Supplied information:
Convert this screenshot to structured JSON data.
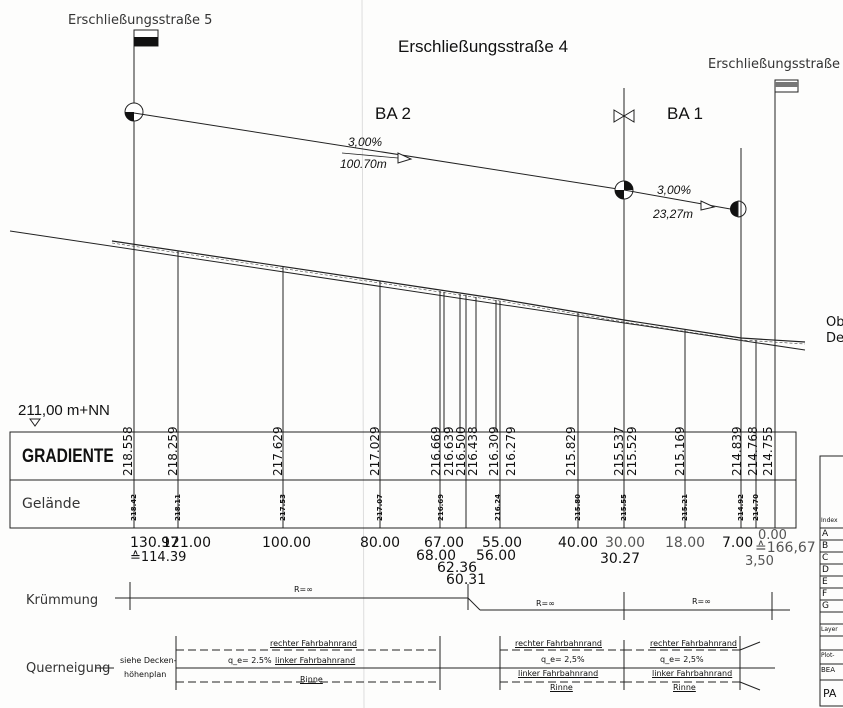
{
  "titles": {
    "main": "Erschließungsstraße 4",
    "left_road": "Erschließungsstraße 5",
    "right_road": "Erschließungsstraße"
  },
  "sections": {
    "ba2": "BA 2",
    "ba1": "BA 1"
  },
  "slopes": [
    {
      "percent": "3,00%",
      "length": "100.70m"
    },
    {
      "percent": "3,00%",
      "length": "23,27m"
    }
  ],
  "reference": {
    "datum": "211,00 m+NN"
  },
  "legend": {
    "line1": "Ob",
    "line2": "De"
  },
  "table": {
    "gradiente_label": "GRADIENTE",
    "gelaende_label": "Gelände"
  },
  "gradiente_values": [
    "218.558",
    "218.259",
    "217.629",
    "217.029",
    "216.669",
    "216.639",
    "216.500",
    "216.438",
    "216.309",
    "216.279",
    "215.829",
    "215.537",
    "215.529",
    "215.169",
    "214.839",
    "214.768",
    "214.755"
  ],
  "gelaende_values": [
    "218.42",
    "218.11",
    "217.53",
    "217.07",
    "216.69",
    "216.24",
    "215.80",
    "215.55",
    "215.21",
    "214.92",
    "214.70"
  ],
  "stations": {
    "s130": "130.97",
    "s130_eq": "≙114.39",
    "s121": "121.00",
    "s100": "100.00",
    "s80": "80.00",
    "s67": "67.00",
    "s68": "68.00",
    "s62": "62.36",
    "s60": "60.31",
    "s55": "55.00",
    "s56": "56.00",
    "s40": "40.00",
    "s30": "30.00",
    "s30b": "30.27",
    "s18": "18.00",
    "s7": "7.00",
    "s0": "0.00",
    "s0_eq": "≙166,67",
    "s350": "3,50"
  },
  "kruemmung": {
    "label": "Krümmung",
    "r1": "R=∞",
    "r2": "R=∞",
    "r3": "R=∞"
  },
  "querneigung": {
    "label": "Querneigung",
    "note1": "siehe Decken-",
    "note2": "höhenplan",
    "right_edge": "rechter Fahrbahnrand",
    "left_edge": "linker Fahrbahnrand",
    "gutter": "Rinne",
    "q": "q_e= 2.5%",
    "q2": "q_e= 2,5%"
  },
  "side_index": {
    "index": "Index",
    "rows": [
      "A",
      "B",
      "C",
      "D",
      "E",
      "F",
      "G"
    ],
    "layer": "Layer",
    "plot": "Plot-",
    "bea": "BEA",
    "pa": "PA"
  }
}
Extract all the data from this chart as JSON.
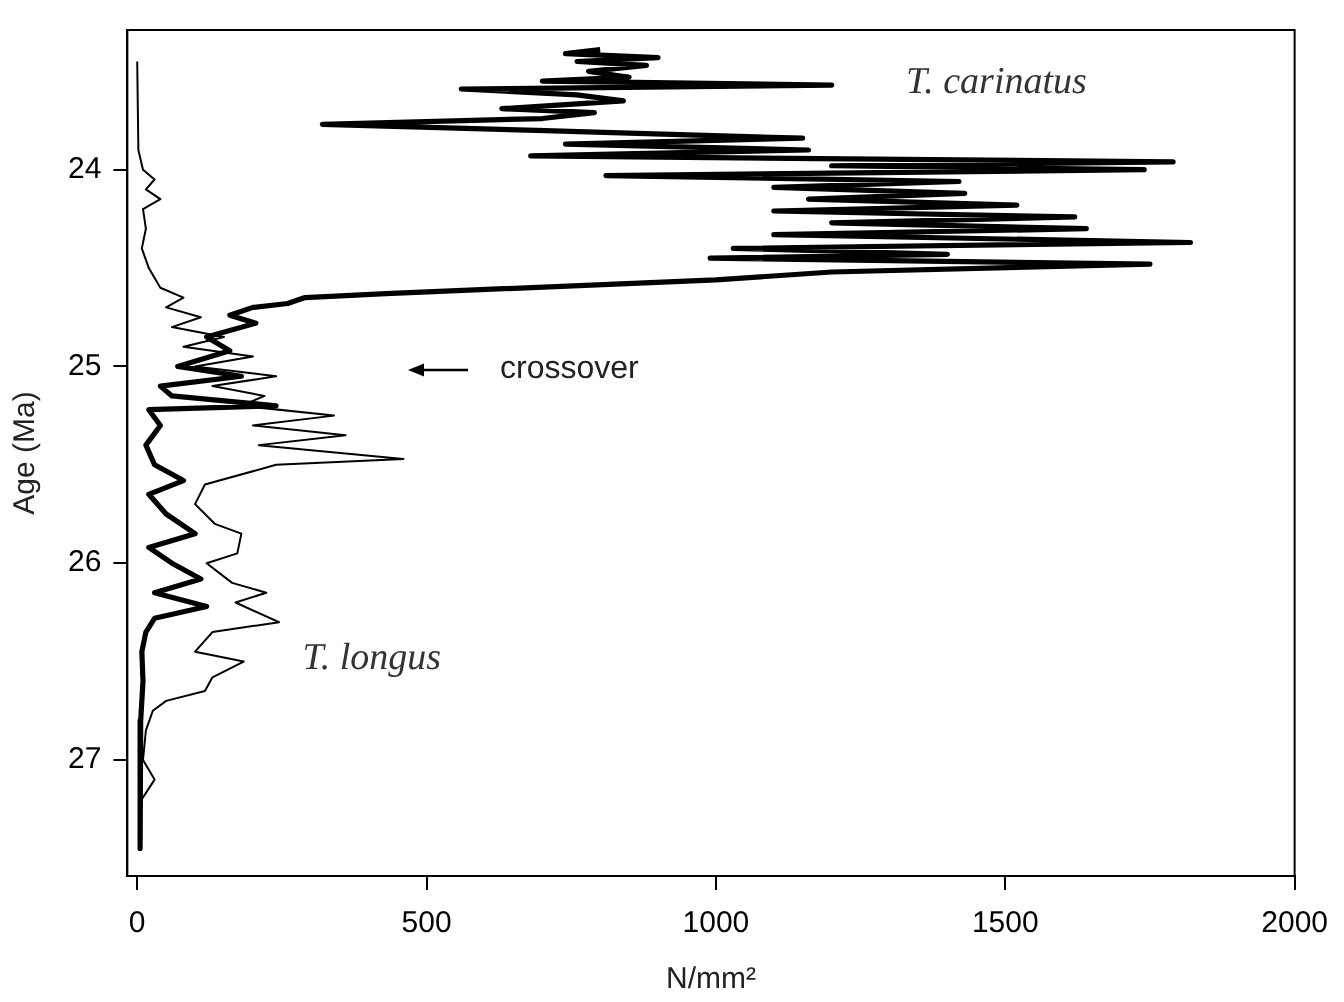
{
  "chart_data": {
    "type": "line",
    "xlabel": "N/mm²",
    "ylabel": "Age (Ma)",
    "xlim": [
      -17,
      2000
    ],
    "xticks": [
      0,
      500,
      1000,
      1500,
      2000
    ],
    "ylim": [
      27.59,
      23.29
    ],
    "yticks": [
      24,
      25,
      26,
      27
    ],
    "grid": false,
    "legend": false,
    "marker": "none",
    "line_style": "solid",
    "annotations": [
      "crossover"
    ],
    "series": [
      {
        "name": "T. carinatus",
        "color": "#000000",
        "x": [
          800,
          740,
          900,
          760,
          880,
          780,
          850,
          700,
          1200,
          560,
          760,
          840,
          630,
          790,
          700,
          320,
          690,
          1150,
          740,
          1160,
          680,
          1790,
          1200,
          1740,
          810,
          1420,
          1100,
          1430,
          1160,
          1520,
          1100,
          1620,
          1200,
          1640,
          1100,
          1820,
          1030,
          1400,
          990,
          1750,
          1200,
          1000,
          430,
          290,
          260,
          200,
          160,
          205,
          120,
          160,
          70,
          180,
          40,
          60,
          240,
          20,
          40,
          15,
          30,
          80,
          20,
          50,
          100,
          20,
          60,
          110,
          30,
          120,
          30,
          15,
          8,
          10,
          6,
          5
        ],
        "values": [
          23.39,
          23.41,
          23.43,
          23.45,
          23.47,
          23.5,
          23.53,
          23.55,
          23.57,
          23.59,
          23.62,
          23.65,
          23.69,
          23.71,
          23.74,
          23.77,
          23.8,
          23.84,
          23.87,
          23.9,
          23.93,
          23.96,
          23.98,
          24.0,
          24.03,
          24.06,
          24.09,
          24.12,
          24.15,
          24.18,
          24.21,
          24.24,
          24.27,
          24.3,
          24.33,
          24.37,
          24.4,
          24.43,
          24.45,
          24.48,
          24.52,
          24.56,
          24.63,
          24.65,
          24.68,
          24.7,
          24.74,
          24.78,
          24.85,
          24.92,
          25.0,
          25.05,
          25.1,
          25.15,
          25.2,
          25.22,
          25.3,
          25.4,
          25.5,
          25.58,
          25.65,
          25.75,
          25.85,
          25.92,
          26.0,
          26.08,
          26.15,
          26.22,
          26.28,
          26.35,
          26.45,
          26.6,
          26.8,
          27.45
        ]
      },
      {
        "name": "T. longus",
        "color": "#000000",
        "x": [
          0,
          2,
          10,
          30,
          15,
          40,
          10,
          15,
          8,
          20,
          40,
          80,
          50,
          110,
          60,
          150,
          80,
          200,
          100,
          240,
          130,
          220,
          180,
          340,
          200,
          360,
          210,
          460,
          240,
          117,
          100,
          134,
          180,
          173,
          120,
          164,
          223,
          170,
          245,
          130,
          100,
          184,
          130,
          117,
          50,
          27,
          15,
          10,
          30,
          8,
          5
        ],
        "values": [
          23.45,
          23.9,
          24.0,
          24.05,
          24.1,
          24.15,
          24.2,
          24.3,
          24.4,
          24.5,
          24.6,
          24.65,
          24.7,
          24.75,
          24.8,
          24.85,
          24.9,
          24.95,
          25.0,
          25.05,
          25.1,
          25.15,
          25.2,
          25.25,
          25.3,
          25.35,
          25.4,
          25.47,
          25.5,
          25.6,
          25.7,
          25.8,
          25.85,
          25.95,
          26.0,
          26.1,
          26.15,
          26.2,
          26.3,
          26.35,
          26.45,
          26.5,
          26.58,
          26.65,
          26.7,
          26.75,
          26.85,
          27.0,
          27.1,
          27.2,
          27.45
        ]
      }
    ]
  }
}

Challenge:
Going through the lines above one by one, tally those with the word "this" and give only the total.

Finished task:
2